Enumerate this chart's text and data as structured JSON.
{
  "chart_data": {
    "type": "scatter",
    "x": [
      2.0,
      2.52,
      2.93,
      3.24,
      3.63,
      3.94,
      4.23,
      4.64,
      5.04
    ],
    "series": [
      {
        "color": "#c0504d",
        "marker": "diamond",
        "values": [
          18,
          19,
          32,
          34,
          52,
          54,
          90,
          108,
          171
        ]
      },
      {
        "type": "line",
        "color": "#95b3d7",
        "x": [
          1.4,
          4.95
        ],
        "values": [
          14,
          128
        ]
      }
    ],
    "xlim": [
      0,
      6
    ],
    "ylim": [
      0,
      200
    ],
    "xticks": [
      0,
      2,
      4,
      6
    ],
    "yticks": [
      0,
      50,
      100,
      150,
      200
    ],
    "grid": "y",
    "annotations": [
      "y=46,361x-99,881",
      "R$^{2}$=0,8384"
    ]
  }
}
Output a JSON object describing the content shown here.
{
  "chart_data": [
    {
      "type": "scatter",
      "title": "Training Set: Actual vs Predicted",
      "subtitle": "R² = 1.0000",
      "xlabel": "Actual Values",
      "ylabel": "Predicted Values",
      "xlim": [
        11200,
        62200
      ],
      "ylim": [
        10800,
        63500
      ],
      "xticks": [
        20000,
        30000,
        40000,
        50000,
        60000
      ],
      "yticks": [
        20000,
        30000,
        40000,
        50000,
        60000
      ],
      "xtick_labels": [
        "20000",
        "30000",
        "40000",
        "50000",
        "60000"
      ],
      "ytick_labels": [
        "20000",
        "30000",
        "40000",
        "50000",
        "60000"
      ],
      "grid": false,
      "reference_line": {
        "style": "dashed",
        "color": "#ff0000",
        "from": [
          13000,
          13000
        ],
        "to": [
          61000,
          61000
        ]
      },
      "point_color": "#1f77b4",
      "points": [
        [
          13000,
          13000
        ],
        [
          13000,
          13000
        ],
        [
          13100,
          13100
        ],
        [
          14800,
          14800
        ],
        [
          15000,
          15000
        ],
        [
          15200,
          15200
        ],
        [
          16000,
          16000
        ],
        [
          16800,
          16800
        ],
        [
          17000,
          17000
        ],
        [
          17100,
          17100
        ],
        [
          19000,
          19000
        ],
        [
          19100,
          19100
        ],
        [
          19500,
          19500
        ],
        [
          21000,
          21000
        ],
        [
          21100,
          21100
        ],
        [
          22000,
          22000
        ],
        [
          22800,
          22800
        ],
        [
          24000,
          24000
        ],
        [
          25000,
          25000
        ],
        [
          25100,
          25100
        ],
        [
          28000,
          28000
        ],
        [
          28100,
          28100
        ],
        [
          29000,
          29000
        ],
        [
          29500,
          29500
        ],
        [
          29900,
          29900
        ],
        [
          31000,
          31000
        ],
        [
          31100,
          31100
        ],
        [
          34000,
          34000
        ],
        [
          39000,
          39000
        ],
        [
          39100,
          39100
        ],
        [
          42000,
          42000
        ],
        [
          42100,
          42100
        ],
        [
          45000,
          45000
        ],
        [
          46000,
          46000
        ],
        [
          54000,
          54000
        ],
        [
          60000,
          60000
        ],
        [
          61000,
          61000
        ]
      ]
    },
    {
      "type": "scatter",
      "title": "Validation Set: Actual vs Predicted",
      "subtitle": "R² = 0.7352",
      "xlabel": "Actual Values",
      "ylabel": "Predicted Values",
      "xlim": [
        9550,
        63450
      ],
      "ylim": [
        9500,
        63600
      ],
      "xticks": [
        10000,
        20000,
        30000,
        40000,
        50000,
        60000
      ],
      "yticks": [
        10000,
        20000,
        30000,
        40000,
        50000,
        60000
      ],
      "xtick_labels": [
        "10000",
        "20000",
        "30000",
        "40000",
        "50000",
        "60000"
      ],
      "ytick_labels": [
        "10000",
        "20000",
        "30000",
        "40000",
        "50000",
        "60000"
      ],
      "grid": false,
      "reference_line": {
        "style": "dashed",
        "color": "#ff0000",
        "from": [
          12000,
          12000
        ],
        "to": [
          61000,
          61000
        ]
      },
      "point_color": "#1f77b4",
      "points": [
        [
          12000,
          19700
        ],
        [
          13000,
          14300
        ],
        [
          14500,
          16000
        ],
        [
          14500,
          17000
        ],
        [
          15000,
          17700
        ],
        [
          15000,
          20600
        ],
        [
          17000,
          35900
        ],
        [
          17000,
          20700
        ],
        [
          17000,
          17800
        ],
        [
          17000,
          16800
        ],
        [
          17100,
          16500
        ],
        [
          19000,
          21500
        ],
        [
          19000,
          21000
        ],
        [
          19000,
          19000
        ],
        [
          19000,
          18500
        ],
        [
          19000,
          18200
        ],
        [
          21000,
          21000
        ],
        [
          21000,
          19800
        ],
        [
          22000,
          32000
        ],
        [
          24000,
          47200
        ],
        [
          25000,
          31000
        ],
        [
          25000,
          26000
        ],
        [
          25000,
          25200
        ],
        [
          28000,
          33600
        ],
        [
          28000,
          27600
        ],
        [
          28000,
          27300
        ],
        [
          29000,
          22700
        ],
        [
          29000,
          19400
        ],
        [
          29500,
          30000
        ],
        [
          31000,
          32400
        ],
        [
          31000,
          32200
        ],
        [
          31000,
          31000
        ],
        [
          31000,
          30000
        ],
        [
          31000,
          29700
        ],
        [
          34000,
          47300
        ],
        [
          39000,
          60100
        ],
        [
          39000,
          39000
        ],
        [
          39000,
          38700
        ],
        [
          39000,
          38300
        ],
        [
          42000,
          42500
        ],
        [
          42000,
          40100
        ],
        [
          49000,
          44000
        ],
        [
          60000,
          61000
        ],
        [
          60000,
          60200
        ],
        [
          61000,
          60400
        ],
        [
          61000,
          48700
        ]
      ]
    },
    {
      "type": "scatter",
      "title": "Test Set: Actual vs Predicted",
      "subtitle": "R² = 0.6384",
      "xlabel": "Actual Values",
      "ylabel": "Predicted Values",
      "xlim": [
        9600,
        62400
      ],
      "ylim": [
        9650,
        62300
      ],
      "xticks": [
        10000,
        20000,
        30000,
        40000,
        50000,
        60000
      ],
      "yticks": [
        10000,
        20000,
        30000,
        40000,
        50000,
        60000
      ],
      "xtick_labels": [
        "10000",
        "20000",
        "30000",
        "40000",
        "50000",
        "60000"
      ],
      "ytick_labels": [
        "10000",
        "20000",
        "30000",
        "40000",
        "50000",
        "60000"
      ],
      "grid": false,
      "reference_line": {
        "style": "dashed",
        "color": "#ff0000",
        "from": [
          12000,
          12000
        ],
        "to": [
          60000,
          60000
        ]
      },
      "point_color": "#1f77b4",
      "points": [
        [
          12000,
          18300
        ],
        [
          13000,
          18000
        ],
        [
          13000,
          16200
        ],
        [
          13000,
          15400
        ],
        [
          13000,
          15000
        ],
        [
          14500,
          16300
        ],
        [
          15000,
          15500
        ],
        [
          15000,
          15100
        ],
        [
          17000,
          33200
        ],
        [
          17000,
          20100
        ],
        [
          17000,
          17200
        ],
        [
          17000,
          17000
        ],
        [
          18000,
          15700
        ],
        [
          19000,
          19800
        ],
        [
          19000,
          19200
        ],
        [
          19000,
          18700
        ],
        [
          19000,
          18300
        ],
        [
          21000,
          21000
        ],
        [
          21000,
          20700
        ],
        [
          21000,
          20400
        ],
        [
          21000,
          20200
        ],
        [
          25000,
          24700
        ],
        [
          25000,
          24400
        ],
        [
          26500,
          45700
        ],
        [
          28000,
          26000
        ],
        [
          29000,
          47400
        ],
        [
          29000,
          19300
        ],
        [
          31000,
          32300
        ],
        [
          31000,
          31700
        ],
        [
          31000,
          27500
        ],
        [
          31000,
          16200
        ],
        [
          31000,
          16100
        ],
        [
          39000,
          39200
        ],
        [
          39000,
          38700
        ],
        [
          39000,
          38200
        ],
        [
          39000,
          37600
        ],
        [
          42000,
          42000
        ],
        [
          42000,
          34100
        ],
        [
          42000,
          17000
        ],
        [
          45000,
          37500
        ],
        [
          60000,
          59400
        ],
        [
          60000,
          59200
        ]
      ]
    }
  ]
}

Task objective: For the records above, state how many lines include the string "subtitle", giving the number and nothing else.

Exercise response: 3